YOUR OBJECTIVE – Below is a set of records; restate each one word for word.

RECORDS TO PROCESS –
++++++
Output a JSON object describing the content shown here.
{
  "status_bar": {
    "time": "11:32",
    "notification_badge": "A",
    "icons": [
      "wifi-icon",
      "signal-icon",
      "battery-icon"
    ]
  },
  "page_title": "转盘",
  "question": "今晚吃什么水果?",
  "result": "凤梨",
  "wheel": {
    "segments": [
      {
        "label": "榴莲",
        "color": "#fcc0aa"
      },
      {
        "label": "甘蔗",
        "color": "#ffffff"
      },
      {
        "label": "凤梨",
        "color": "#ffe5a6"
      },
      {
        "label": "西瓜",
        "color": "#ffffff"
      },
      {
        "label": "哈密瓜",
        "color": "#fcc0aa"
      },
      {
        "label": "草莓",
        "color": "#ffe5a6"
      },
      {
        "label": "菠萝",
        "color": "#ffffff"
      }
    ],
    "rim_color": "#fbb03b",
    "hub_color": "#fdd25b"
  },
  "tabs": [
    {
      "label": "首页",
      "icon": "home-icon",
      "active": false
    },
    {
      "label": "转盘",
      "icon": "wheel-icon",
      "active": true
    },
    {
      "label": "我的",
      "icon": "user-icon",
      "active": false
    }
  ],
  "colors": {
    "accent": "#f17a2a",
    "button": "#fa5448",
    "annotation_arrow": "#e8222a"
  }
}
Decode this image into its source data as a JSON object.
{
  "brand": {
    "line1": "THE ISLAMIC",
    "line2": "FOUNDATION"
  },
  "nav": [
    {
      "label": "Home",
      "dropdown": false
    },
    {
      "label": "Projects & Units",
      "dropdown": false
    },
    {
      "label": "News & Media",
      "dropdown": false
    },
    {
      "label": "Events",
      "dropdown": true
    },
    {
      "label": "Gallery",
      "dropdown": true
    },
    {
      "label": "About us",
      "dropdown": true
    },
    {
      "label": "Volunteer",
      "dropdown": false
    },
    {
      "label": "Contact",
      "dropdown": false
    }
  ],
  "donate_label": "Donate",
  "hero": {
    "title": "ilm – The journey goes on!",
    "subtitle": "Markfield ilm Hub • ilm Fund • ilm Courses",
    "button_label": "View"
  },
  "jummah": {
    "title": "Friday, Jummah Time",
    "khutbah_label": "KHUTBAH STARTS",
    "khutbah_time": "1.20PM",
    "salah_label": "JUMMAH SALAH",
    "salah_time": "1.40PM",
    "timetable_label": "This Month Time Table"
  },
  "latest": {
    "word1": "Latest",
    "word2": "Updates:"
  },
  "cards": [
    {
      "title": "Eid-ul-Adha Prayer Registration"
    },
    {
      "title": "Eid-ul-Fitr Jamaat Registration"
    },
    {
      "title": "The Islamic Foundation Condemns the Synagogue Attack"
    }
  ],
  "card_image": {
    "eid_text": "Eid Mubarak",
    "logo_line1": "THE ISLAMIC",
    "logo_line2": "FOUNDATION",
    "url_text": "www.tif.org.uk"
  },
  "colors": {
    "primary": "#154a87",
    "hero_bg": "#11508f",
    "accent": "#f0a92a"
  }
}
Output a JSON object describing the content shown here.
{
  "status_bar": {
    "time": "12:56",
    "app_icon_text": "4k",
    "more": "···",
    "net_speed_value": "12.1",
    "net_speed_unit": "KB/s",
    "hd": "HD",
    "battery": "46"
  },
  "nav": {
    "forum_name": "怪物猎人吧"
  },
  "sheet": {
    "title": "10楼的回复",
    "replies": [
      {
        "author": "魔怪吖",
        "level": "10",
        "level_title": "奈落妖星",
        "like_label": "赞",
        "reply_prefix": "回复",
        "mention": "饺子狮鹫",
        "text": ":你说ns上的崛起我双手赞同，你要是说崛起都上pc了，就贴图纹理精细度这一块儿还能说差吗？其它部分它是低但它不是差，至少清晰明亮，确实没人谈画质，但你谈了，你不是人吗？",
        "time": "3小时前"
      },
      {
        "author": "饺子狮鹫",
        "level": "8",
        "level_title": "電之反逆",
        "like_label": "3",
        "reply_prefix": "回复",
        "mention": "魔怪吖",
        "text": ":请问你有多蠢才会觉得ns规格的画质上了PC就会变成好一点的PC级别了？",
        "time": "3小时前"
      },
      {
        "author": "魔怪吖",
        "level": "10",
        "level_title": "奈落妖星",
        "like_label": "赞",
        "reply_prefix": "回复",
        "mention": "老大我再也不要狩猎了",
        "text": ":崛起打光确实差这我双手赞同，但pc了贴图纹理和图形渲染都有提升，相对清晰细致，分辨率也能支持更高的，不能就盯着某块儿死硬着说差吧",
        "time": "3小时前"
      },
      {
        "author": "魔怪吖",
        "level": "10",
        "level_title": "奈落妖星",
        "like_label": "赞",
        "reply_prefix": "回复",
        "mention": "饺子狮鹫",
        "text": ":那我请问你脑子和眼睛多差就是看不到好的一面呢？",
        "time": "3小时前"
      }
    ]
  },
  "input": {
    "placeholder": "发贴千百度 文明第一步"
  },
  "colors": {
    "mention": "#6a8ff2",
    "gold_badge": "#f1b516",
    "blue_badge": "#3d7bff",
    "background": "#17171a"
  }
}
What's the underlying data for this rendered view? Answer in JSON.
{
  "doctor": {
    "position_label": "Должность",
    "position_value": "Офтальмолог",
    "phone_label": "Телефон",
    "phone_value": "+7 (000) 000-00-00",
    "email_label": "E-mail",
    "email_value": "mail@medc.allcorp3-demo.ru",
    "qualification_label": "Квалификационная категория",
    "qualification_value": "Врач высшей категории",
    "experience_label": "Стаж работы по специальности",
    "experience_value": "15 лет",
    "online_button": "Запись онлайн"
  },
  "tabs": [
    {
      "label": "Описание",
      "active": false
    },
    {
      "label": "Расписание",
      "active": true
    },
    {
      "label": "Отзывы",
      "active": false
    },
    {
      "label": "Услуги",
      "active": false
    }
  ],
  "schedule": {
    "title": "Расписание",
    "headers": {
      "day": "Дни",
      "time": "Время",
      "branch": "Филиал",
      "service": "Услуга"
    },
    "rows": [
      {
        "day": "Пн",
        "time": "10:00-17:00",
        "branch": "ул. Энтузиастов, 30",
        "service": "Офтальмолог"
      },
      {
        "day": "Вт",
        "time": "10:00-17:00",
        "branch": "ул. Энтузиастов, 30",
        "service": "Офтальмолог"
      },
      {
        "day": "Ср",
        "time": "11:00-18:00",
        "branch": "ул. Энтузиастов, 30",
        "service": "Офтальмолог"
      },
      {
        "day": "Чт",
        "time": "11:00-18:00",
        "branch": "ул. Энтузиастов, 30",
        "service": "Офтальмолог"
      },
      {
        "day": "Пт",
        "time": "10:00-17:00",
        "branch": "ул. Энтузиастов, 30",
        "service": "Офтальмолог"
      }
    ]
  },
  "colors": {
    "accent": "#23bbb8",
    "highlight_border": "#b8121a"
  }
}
++++++
ANSWER –
Output a JSON object describing the content shown here.
{
  "status_bar": {
    "time": "11:32",
    "notification_badge": "A",
    "icons": [
      "wifi-icon",
      "signal-icon",
      "battery-icon"
    ]
  },
  "page_title": "转盘",
  "question": "今晚吃什么水果?",
  "result": "凤梨",
  "wheel": {
    "segments": [
      {
        "label": "榴莲",
        "color": "#fcc0aa"
      },
      {
        "label": "甘蔗",
        "color": "#ffffff"
      },
      {
        "label": "凤梨",
        "color": "#ffe5a6"
      },
      {
        "label": "西瓜",
        "color": "#ffffff"
      },
      {
        "label": "哈密瓜",
        "color": "#fcc0aa"
      },
      {
        "label": "草莓",
        "color": "#ffe5a6"
      },
      {
        "label": "菠萝",
        "color": "#ffffff"
      }
    ],
    "rim_color": "#fbb03b",
    "hub_color": "#fdd25b"
  },
  "tabs": [
    {
      "label": "首页",
      "icon": "home-icon",
      "active": false
    },
    {
      "label": "转盘",
      "icon": "wheel-icon",
      "active": true
    },
    {
      "label": "我的",
      "icon": "user-icon",
      "active": false
    }
  ],
  "colors": {
    "accent": "#f17a2a",
    "button": "#fa5448",
    "annotation_arrow": "#e8222a"
  }
}
Decode this image into its source data as a JSON object.
{
  "brand": {
    "line1": "THE ISLAMIC",
    "line2": "FOUNDATION"
  },
  "nav": [
    {
      "label": "Home",
      "dropdown": false
    },
    {
      "label": "Projects & Units",
      "dropdown": false
    },
    {
      "label": "News & Media",
      "dropdown": false
    },
    {
      "label": "Events",
      "dropdown": true
    },
    {
      "label": "Gallery",
      "dropdown": true
    },
    {
      "label": "About us",
      "dropdown": true
    },
    {
      "label": "Volunteer",
      "dropdown": false
    },
    {
      "label": "Contact",
      "dropdown": false
    }
  ],
  "donate_label": "Donate",
  "hero": {
    "title": "ilm – The journey goes on!",
    "subtitle": "Markfield ilm Hub • ilm Fund • ilm Courses",
    "button_label": "View"
  },
  "jummah": {
    "title": "Friday, Jummah Time",
    "khutbah_label": "KHUTBAH STARTS",
    "khutbah_time": "1.20PM",
    "salah_label": "JUMMAH SALAH",
    "salah_time": "1.40PM",
    "timetable_label": "This Month Time Table"
  },
  "latest": {
    "word1": "Latest",
    "word2": "Updates:"
  },
  "cards": [
    {
      "title": "Eid-ul-Adha Prayer Registration"
    },
    {
      "title": "Eid-ul-Fitr Jamaat Registration"
    },
    {
      "title": "The Islamic Foundation Condemns the Synagogue Attack"
    }
  ],
  "card_image": {
    "eid_text": "Eid Mubarak",
    "logo_line1": "THE ISLAMIC",
    "logo_line2": "FOUNDATION",
    "url_text": "www.tif.org.uk"
  },
  "colors": {
    "primary": "#154a87",
    "hero_bg": "#11508f",
    "accent": "#f0a92a"
  }
}
Output a JSON object describing the content shown here.
{
  "status_bar": {
    "time": "12:56",
    "app_icon_text": "4k",
    "more": "···",
    "net_speed_value": "12.1",
    "net_speed_unit": "KB/s",
    "hd": "HD",
    "battery": "46"
  },
  "nav": {
    "forum_name": "怪物猎人吧"
  },
  "sheet": {
    "title": "10楼的回复",
    "replies": [
      {
        "author": "魔怪吖",
        "level": "10",
        "level_title": "奈落妖星",
        "like_label": "赞",
        "reply_prefix": "回复",
        "mention": "饺子狮鹫",
        "text": ":你说ns上的崛起我双手赞同，你要是说崛起都上pc了，就贴图纹理精细度这一块儿还能说差吗？其它部分它是低但它不是差，至少清晰明亮，确实没人谈画质，但你谈了，你不是人吗？",
        "time": "3小时前"
      },
      {
        "author": "饺子狮鹫",
        "level": "8",
        "level_title": "電之反逆",
        "like_label": "3",
        "reply_prefix": "回复",
        "mention": "魔怪吖",
        "text": ":请问你有多蠢才会觉得ns规格的画质上了PC就会变成好一点的PC级别了？",
        "time": "3小时前"
      },
      {
        "author": "魔怪吖",
        "level": "10",
        "level_title": "奈落妖星",
        "like_label": "赞",
        "reply_prefix": "回复",
        "mention": "老大我再也不要狩猎了",
        "text": ":崛起打光确实差这我双手赞同，但pc了贴图纹理和图形渲染都有提升，相对清晰细致，分辨率也能支持更高的，不能就盯着某块儿死硬着说差吧",
        "time": "3小时前"
      },
      {
        "author": "魔怪吖",
        "level": "10",
        "level_title": "奈落妖星",
        "like_label": "赞",
        "reply_prefix": "回复",
        "mention": "饺子狮鹫",
        "text": ":那我请问你脑子和眼睛多差就是看不到好的一面呢？",
        "time": "3小时前"
      }
    ]
  },
  "input": {
    "placeholder": "发贴千百度 文明第一步"
  },
  "colors": {
    "mention": "#6a8ff2",
    "gold_badge": "#f1b516",
    "blue_badge": "#3d7bff",
    "background": "#17171a"
  }
}
What's the underlying data for this rendered view? Answer in JSON.
{
  "doctor": {
    "position_label": "Должность",
    "position_value": "Офтальмолог",
    "phone_label": "Телефон",
    "phone_value": "+7 (000) 000-00-00",
    "email_label": "E-mail",
    "email_value": "mail@medc.allcorp3-demo.ru",
    "qualification_label": "Квалификационная категория",
    "qualification_value": "Врач высшей категории",
    "experience_label": "Стаж работы по специальности",
    "experience_value": "15 лет",
    "online_button": "Запись онлайн"
  },
  "tabs": [
    {
      "label": "Описание",
      "active": false
    },
    {
      "label": "Расписание",
      "active": true
    },
    {
      "label": "Отзывы",
      "active": false
    },
    {
      "label": "Услуги",
      "active": false
    }
  ],
  "schedule": {
    "title": "Расписание",
    "headers": {
      "day": "Дни",
      "time": "Время",
      "branch": "Филиал",
      "service": "Услуга"
    },
    "rows": [
      {
        "day": "Пн",
        "time": "10:00-17:00",
        "branch": "ул. Энтузиастов, 30",
        "service": "Офтальмолог"
      },
      {
        "day": "Вт",
        "time": "10:00-17:00",
        "branch": "ул. Энтузиастов, 30",
        "service": "Офтальмолог"
      },
      {
        "day": "Ср",
        "time": "11:00-18:00",
        "branch": "ул. Энтузиастов, 30",
        "service": "Офтальмолог"
      },
      {
        "day": "Чт",
        "time": "11:00-18:00",
        "branch": "ул. Энтузиастов, 30",
        "service": "Офтальмолог"
      },
      {
        "day": "Пт",
        "time": "10:00-17:00",
        "branch": "ул. Энтузиастов, 30",
        "service": "Офтальмолог"
      }
    ]
  },
  "colors": {
    "accent": "#23bbb8",
    "highlight_border": "#b8121a"
  }
}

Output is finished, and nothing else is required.